# What this task involves
Write out the listing beneath this instruction in its entirety, exactly as it reads.

▼▼▼

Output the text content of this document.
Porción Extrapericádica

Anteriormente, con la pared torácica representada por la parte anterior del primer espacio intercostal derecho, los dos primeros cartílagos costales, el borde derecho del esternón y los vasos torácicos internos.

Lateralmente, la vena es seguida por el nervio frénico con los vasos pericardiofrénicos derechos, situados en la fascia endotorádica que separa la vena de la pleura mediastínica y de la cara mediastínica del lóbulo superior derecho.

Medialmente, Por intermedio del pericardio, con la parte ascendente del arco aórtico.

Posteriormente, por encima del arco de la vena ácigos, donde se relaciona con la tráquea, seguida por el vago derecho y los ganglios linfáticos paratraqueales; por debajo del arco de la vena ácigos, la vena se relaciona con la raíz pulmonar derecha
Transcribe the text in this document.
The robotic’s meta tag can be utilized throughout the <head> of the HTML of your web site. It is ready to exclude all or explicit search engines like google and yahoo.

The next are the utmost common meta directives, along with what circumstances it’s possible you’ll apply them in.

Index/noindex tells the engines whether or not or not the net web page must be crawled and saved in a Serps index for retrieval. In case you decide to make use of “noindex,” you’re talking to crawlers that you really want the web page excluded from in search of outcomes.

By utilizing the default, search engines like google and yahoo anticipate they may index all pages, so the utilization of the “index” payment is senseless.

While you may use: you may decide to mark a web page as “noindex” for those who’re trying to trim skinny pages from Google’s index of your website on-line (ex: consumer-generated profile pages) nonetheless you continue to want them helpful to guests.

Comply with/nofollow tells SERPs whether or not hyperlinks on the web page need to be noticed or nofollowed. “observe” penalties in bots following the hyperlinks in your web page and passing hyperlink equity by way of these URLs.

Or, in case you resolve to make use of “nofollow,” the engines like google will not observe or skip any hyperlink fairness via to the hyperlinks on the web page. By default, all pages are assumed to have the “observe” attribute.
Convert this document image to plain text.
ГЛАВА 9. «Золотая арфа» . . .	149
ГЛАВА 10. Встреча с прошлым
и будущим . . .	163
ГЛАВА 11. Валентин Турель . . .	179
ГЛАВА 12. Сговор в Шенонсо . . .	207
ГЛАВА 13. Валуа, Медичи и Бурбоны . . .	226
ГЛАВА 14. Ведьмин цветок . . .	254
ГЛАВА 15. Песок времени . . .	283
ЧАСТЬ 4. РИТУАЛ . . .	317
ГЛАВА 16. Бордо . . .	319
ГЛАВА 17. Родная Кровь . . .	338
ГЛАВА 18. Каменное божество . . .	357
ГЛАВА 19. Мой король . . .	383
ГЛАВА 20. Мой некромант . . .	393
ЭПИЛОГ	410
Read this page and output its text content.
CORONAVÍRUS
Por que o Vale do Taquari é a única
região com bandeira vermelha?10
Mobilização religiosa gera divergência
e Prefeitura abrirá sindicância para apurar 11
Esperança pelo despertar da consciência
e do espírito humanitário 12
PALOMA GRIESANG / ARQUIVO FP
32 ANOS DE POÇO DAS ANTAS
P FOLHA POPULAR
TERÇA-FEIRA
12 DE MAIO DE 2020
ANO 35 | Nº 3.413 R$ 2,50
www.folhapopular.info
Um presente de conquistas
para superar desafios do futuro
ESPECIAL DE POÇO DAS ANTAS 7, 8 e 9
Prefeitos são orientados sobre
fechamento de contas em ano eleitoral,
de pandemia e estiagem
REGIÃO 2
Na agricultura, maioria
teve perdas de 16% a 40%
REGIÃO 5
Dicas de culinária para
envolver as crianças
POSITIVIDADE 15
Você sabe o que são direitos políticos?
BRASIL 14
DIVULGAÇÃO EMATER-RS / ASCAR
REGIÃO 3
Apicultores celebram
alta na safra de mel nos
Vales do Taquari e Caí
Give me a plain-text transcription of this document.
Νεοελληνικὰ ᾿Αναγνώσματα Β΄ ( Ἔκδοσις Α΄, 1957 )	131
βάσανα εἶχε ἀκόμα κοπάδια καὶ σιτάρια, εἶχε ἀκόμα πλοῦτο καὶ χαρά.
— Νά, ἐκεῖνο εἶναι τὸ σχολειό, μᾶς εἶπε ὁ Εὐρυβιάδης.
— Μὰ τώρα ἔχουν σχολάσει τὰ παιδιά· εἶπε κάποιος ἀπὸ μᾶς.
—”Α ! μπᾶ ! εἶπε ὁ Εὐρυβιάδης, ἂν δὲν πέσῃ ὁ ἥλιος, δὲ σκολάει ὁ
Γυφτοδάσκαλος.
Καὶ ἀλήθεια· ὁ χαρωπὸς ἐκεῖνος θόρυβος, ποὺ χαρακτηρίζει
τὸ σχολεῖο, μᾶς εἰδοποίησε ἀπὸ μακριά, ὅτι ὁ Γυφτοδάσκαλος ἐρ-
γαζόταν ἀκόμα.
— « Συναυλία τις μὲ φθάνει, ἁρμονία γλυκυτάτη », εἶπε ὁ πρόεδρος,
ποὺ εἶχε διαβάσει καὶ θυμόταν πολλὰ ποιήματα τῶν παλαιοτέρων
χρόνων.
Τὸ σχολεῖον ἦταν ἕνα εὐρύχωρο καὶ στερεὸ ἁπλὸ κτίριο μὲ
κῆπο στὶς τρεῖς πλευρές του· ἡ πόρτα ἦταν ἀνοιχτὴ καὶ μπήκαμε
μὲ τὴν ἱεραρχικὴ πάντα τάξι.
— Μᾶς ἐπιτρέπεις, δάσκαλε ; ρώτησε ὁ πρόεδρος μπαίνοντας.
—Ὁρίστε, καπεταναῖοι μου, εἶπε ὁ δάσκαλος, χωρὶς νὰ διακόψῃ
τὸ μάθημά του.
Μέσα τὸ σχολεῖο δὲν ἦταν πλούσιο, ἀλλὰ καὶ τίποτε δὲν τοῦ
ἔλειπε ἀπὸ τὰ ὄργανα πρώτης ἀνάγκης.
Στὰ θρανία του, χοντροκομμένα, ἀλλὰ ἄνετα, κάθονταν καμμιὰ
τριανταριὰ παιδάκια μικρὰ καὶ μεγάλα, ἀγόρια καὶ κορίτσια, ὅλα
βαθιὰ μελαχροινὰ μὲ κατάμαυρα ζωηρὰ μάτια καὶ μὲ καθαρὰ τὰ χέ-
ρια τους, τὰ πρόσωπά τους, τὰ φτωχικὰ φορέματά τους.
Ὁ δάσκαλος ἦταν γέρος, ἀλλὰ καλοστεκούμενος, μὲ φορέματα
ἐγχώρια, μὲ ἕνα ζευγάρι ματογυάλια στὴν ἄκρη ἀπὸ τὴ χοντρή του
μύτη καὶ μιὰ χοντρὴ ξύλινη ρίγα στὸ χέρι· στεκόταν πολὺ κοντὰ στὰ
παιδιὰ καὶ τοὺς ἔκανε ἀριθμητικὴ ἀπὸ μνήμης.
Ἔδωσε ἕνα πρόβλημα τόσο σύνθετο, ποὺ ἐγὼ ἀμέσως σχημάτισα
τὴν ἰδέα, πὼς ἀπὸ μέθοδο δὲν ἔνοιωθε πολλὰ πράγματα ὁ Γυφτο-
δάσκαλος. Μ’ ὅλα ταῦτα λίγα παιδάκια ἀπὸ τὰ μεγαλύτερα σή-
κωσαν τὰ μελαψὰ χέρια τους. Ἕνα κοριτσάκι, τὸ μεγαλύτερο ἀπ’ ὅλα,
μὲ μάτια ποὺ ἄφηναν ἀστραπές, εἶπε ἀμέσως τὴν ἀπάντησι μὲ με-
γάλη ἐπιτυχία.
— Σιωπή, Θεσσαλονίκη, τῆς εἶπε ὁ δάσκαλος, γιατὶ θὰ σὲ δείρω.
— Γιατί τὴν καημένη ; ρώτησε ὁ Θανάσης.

▲▲▲

# Output for this exercise
Output the text content of this document.
Porción Extrapericádica

Anteriormente, con la pared torácica representada por la parte anterior del primer espacio intercostal derecho, los dos primeros cartílagos costales, el borde derecho del esternón y los vasos torácicos internos.

Lateralmente, la vena es seguida por el nervio frénico con los vasos pericardiofrénicos derechos, situados en la fascia endotorádica que separa la vena de la pleura mediastínica y de la cara mediastínica del lóbulo superior derecho.

Medialmente, Por intermedio del pericardio, con la parte ascendente del arco aórtico.

Posteriormente, por encima del arco de la vena ácigos, donde se relaciona con la tráquea, seguida por el vago derecho y los ganglios linfáticos paratraqueales; por debajo del arco de la vena ácigos, la vena se relaciona con la raíz pulmonar derecha
Transcribe the text in this document.
The robotic’s meta tag can be utilized throughout the <head> of the HTML of your web site. It is ready to exclude all or explicit search engines like google and yahoo.

The next are the utmost common meta directives, along with what circumstances it’s possible you’ll apply them in.

Index/noindex tells the engines whether or not or not the net web page must be crawled and saved in a Serps index for retrieval. In case you decide to make use of “noindex,” you’re talking to crawlers that you really want the web page excluded from in search of outcomes.

By utilizing the default, search engines like google and yahoo anticipate they may index all pages, so the utilization of the “index” payment is senseless.

While you may use: you may decide to mark a web page as “noindex” for those who’re trying to trim skinny pages from Google’s index of your website on-line (ex: consumer-generated profile pages) nonetheless you continue to want them helpful to guests.

Comply with/nofollow tells SERPs whether or not hyperlinks on the web page need to be noticed or nofollowed. “observe” penalties in bots following the hyperlinks in your web page and passing hyperlink equity by way of these URLs.

Or, in case you resolve to make use of “nofollow,” the engines like google will not observe or skip any hyperlink fairness via to the hyperlinks on the web page. By default, all pages are assumed to have the “observe” attribute.
Convert this document image to plain text.
ГЛАВА 9. «Золотая арфа» . . .	149
ГЛАВА 10. Встреча с прошлым
и будущим . . .	163
ГЛАВА 11. Валентин Турель . . .	179
ГЛАВА 12. Сговор в Шенонсо . . .	207
ГЛАВА 13. Валуа, Медичи и Бурбоны . . .	226
ГЛАВА 14. Ведьмин цветок . . .	254
ГЛАВА 15. Песок времени . . .	283
ЧАСТЬ 4. РИТУАЛ . . .	317
ГЛАВА 16. Бордо . . .	319
ГЛАВА 17. Родная Кровь . . .	338
ГЛАВА 18. Каменное божество . . .	357
ГЛАВА 19. Мой король . . .	383
ГЛАВА 20. Мой некромант . . .	393
ЭПИЛОГ	410
Read this page and output its text content.
CORONAVÍRUS
Por que o Vale do Taquari é a única
região com bandeira vermelha?10
Mobilização religiosa gera divergência
e Prefeitura abrirá sindicância para apurar 11
Esperança pelo despertar da consciência
e do espírito humanitário 12
PALOMA GRIESANG / ARQUIVO FP
32 ANOS DE POÇO DAS ANTAS
P FOLHA POPULAR
TERÇA-FEIRA
12 DE MAIO DE 2020
ANO 35 | Nº 3.413 R$ 2,50
www.folhapopular.info
Um presente de conquistas
para superar desafios do futuro
ESPECIAL DE POÇO DAS ANTAS 7, 8 e 9
Prefeitos são orientados sobre
fechamento de contas em ano eleitoral,
de pandemia e estiagem
REGIÃO 2
Na agricultura, maioria
teve perdas de 16% a 40%
REGIÃO 5
Dicas de culinária para
envolver as crianças
POSITIVIDADE 15
Você sabe o que são direitos políticos?
BRASIL 14
DIVULGAÇÃO EMATER-RS / ASCAR
REGIÃO 3
Apicultores celebram
alta na safra de mel nos
Vales do Taquari e Caí
Give me a plain-text transcription of this document.
Νεοελληνικὰ ᾿Αναγνώσματα Β΄ ( Ἔκδοσις Α΄, 1957 )	131
βάσανα εἶχε ἀκόμα κοπάδια καὶ σιτάρια, εἶχε ἀκόμα πλοῦτο καὶ χαρά.
— Νά, ἐκεῖνο εἶναι τὸ σχολειό, μᾶς εἶπε ὁ Εὐρυβιάδης.
— Μὰ τώρα ἔχουν σχολάσει τὰ παιδιά· εἶπε κάποιος ἀπὸ μᾶς.
—”Α ! μπᾶ ! εἶπε ὁ Εὐρυβιάδης, ἂν δὲν πέσῃ ὁ ἥλιος, δὲ σκολάει ὁ
Γυφτοδάσκαλος.
Καὶ ἀλήθεια· ὁ χαρωπὸς ἐκεῖνος θόρυβος, ποὺ χαρακτηρίζει
τὸ σχολεῖο, μᾶς εἰδοποίησε ἀπὸ μακριά, ὅτι ὁ Γυφτοδάσκαλος ἐρ-
γαζόταν ἀκόμα.
— « Συναυλία τις μὲ φθάνει, ἁρμονία γλυκυτάτη », εἶπε ὁ πρόεδρος,
ποὺ εἶχε διαβάσει καὶ θυμόταν πολλὰ ποιήματα τῶν παλαιοτέρων
χρόνων.
Τὸ σχολεῖον ἦταν ἕνα εὐρύχωρο καὶ στερεὸ ἁπλὸ κτίριο μὲ
κῆπο στὶς τρεῖς πλευρές του· ἡ πόρτα ἦταν ἀνοιχτὴ καὶ μπήκαμε
μὲ τὴν ἱεραρχικὴ πάντα τάξι.
— Μᾶς ἐπιτρέπεις, δάσκαλε ; ρώτησε ὁ πρόεδρος μπαίνοντας.
—Ὁρίστε, καπεταναῖοι μου, εἶπε ὁ δάσκαλος, χωρὶς νὰ διακόψῃ
τὸ μάθημά του.
Μέσα τὸ σχολεῖο δὲν ἦταν πλούσιο, ἀλλὰ καὶ τίποτε δὲν τοῦ
ἔλειπε ἀπὸ τὰ ὄργανα πρώτης ἀνάγκης.
Στὰ θρανία του, χοντροκομμένα, ἀλλὰ ἄνετα, κάθονταν καμμιὰ
τριανταριὰ παιδάκια μικρὰ καὶ μεγάλα, ἀγόρια καὶ κορίτσια, ὅλα
βαθιὰ μελαχροινὰ μὲ κατάμαυρα ζωηρὰ μάτια καὶ μὲ καθαρὰ τὰ χέ-
ρια τους, τὰ πρόσωπά τους, τὰ φτωχικὰ φορέματά τους.
Ὁ δάσκαλος ἦταν γέρος, ἀλλὰ καλοστεκούμενος, μὲ φορέματα
ἐγχώρια, μὲ ἕνα ζευγάρι ματογυάλια στὴν ἄκρη ἀπὸ τὴ χοντρή του
μύτη καὶ μιὰ χοντρὴ ξύλινη ρίγα στὸ χέρι· στεκόταν πολὺ κοντὰ στὰ
παιδιὰ καὶ τοὺς ἔκανε ἀριθμητικὴ ἀπὸ μνήμης.
Ἔδωσε ἕνα πρόβλημα τόσο σύνθετο, ποὺ ἐγὼ ἀμέσως σχημάτισα
τὴν ἰδέα, πὼς ἀπὸ μέθοδο δὲν ἔνοιωθε πολλὰ πράγματα ὁ Γυφτο-
δάσκαλος. Μ’ ὅλα ταῦτα λίγα παιδάκια ἀπὸ τὰ μεγαλύτερα σή-
κωσαν τὰ μελαψὰ χέρια τους. Ἕνα κοριτσάκι, τὸ μεγαλύτερο ἀπ’ ὅλα,
μὲ μάτια ποὺ ἄφηναν ἀστραπές, εἶπε ἀμέσως τὴν ἀπάντησι μὲ με-
γάλη ἐπιτυχία.
— Σιωπή, Θεσσαλονίκη, τῆς εἶπε ὁ δάσκαλος, γιατὶ θὰ σὲ δείρω.
— Γιατί τὴν καημένη ; ρώτησε ὁ Θανάσης.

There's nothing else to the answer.